● PROBLEM STATEMENT
Only lines holding the string "Amplitudenabschwächung" are wanted; copy each one from the material.

>> START ROWS

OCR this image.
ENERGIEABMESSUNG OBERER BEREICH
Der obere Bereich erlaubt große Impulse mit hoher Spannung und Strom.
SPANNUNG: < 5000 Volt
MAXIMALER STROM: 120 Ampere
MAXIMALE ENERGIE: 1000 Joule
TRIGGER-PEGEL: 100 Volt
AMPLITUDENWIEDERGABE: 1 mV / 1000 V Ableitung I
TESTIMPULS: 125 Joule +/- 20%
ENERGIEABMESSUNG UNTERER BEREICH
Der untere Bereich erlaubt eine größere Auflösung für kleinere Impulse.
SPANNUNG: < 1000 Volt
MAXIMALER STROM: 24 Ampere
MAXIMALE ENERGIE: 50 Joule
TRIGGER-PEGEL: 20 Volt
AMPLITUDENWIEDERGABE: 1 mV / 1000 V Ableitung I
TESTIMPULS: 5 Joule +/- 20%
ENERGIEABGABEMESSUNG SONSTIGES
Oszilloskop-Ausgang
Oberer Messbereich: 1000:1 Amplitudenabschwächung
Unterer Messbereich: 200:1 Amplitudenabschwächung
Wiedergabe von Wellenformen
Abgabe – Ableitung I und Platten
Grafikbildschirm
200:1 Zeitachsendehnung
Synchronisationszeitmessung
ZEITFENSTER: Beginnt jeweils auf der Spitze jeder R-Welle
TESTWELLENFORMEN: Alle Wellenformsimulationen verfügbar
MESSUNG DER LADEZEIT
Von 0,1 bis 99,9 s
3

>> END ROWS

● WORKED SOLUTION
Oberer Messbereich: 1000:1 Amplitudenabschwächung
Unterer Messbereich: 200:1 Amplitudenabschwächung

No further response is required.